Begin Entries supplied
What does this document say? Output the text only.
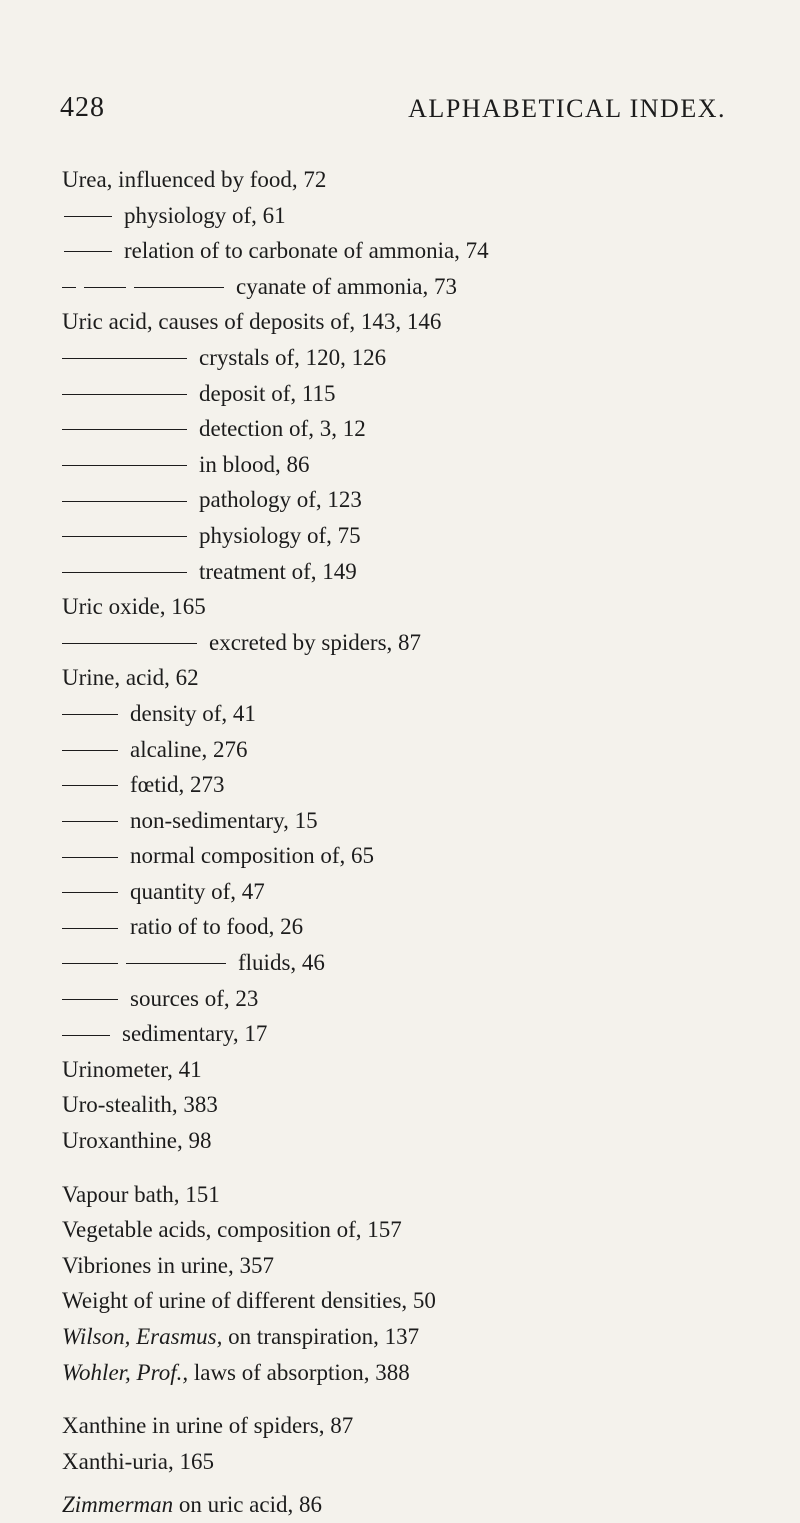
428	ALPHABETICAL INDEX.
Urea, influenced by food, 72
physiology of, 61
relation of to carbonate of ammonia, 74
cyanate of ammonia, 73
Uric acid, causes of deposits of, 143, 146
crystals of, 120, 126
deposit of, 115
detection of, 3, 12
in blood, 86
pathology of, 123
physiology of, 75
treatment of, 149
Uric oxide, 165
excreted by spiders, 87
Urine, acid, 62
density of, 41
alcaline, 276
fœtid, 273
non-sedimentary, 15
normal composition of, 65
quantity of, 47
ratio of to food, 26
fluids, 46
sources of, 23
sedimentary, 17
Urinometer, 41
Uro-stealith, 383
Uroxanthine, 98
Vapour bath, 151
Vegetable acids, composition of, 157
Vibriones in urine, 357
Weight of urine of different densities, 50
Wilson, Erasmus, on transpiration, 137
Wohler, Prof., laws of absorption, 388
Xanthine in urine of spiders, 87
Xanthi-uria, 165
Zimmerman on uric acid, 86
End Entries supplied
Leave out the pictures and give the rest of the records again exactly.

What does this document say? Output the text only.
428	ALPHABETICAL INDEX.
Urea, influenced by food, 72
physiology of, 61
relation of to carbonate of ammonia, 74
cyanate of ammonia, 73
Uric acid, causes of deposits of, 143, 146
crystals of, 120, 126
deposit of, 115
detection of, 3, 12
in blood, 86
pathology of, 123
physiology of, 75
treatment of, 149
Uric oxide, 165
excreted by spiders, 87
Urine, acid, 62
density of, 41
alcaline, 276
fœtid, 273
non-sedimentary, 15
normal composition of, 65
quantity of, 47
ratio of to food, 26
fluids, 46
sources of, 23
sedimentary, 17
Urinometer, 41
Uro-stealith, 383
Uroxanthine, 98
Vapour bath, 151
Vegetable acids, composition of, 157
Vibriones in urine, 357
Weight of urine of different densities, 50
Wilson, Erasmus, on transpiration, 137
Wohler, Prof., laws of absorption, 388
Xanthine in urine of spiders, 87
Xanthi-uria, 165
Zimmerman on uric acid, 86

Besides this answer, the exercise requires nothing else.